Type out the data exactly as given. Skip any image.

(Stored records):
####################

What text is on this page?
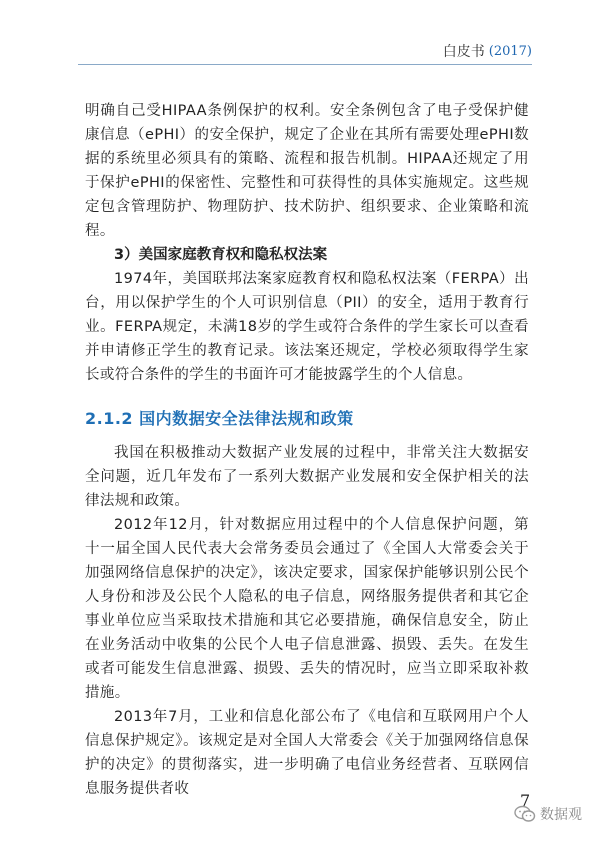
白皮书 (2017)

明确自己受HIPAA条例保护的权利。安全条例包含了电子受保护健康信息（ePHI）的安全保护，规定了企业在其所有需要处理ePHI数据的系统里必须具有的策略、流程和报告机制。HIPAA还规定了用于保护ePHI的保密性、完整性和可获得性的具体实施规定。这些规定包含管理防护、物理防护、技术防护、组织要求、企业策略和流程。

3）美国家庭教育权和隐私权法案

1974年，美国联邦法案家庭教育权和隐私权法案（FERPA）出台，用以保护学生的个人可识别信息（PII）的安全，适用于教育行业。FERPA规定，未满18岁的学生或符合条件的学生家长可以查看并申请修正学生的教育记录。该法案还规定，学校必须取得学生家长或符合条件的学生的书面许可才能披露学生的个人信息。

2.1.2 国内数据安全法律法规和政策

我国在积极推动大数据产业发展的过程中，非常关注大数据安全问题，近几年发布了一系列大数据产业发展和安全保护相关的法律法规和政策。

2012年12月，针对数据应用过程中的个人信息保护问题，第十一届全国人民代表大会常务委员会通过了《全国人大常委会关于加强网络信息保护的决定》，该决定要求，国家保护能够识别公民个人身份和涉及公民个人隐私的电子信息，网络服务提供者和其它企事业单位应当采取技术措施和其它必要措施，确保信息安全，防止在业务活动中收集的公民个人电子信息泄露、损毁、丢失。在发生或者可能发生信息泄露、损毁、丢失的情况时，应当立即采取补救措施。

2013年7月，工业和信息化部公布了《电信和互联网用户个人信息保护规定》。该规定是对全国人大常委会《关于加强网络信息保护的决定》的贯彻落实，进一步明确了电信业务经营者、互联网信息服务提供者收

7
数据观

####################

(Final result):
What text is on this page?
白皮书 (2017)

明确自己受HIPAA条例保护的权利。安全条例包含了电子受保护健康信息（ePHI）的安全保护，规定了企业在其所有需要处理ePHI数据的系统里必须具有的策略、流程和报告机制。HIPAA还规定了用于保护ePHI的保密性、完整性和可获得性的具体实施规定。这些规定包含管理防护、物理防护、技术防护、组织要求、企业策略和流程。

3）美国家庭教育权和隐私权法案

1974年，美国联邦法案家庭教育权和隐私权法案（FERPA）出台，用以保护学生的个人可识别信息（PII）的安全，适用于教育行业。FERPA规定，未满18岁的学生或符合条件的学生家长可以查看并申请修正学生的教育记录。该法案还规定，学校必须取得学生家长或符合条件的学生的书面许可才能披露学生的个人信息。

2.1.2 国内数据安全法律法规和政策

我国在积极推动大数据产业发展的过程中，非常关注大数据安全问题，近几年发布了一系列大数据产业发展和安全保护相关的法律法规和政策。

2012年12月，针对数据应用过程中的个人信息保护问题，第十一届全国人民代表大会常务委员会通过了《全国人大常委会关于加强网络信息保护的决定》，该决定要求，国家保护能够识别公民个人身份和涉及公民个人隐私的电子信息，网络服务提供者和其它企事业单位应当采取技术措施和其它必要措施，确保信息安全，防止在业务活动中收集的公民个人电子信息泄露、损毁、丢失。在发生或者可能发生信息泄露、损毁、丢失的情况时，应当立即采取补救措施。

2013年7月，工业和信息化部公布了《电信和互联网用户个人信息保护规定》。该规定是对全国人大常委会《关于加强网络信息保护的决定》的贯彻落实，进一步明确了电信业务经营者、互联网信息服务提供者收

7
数据观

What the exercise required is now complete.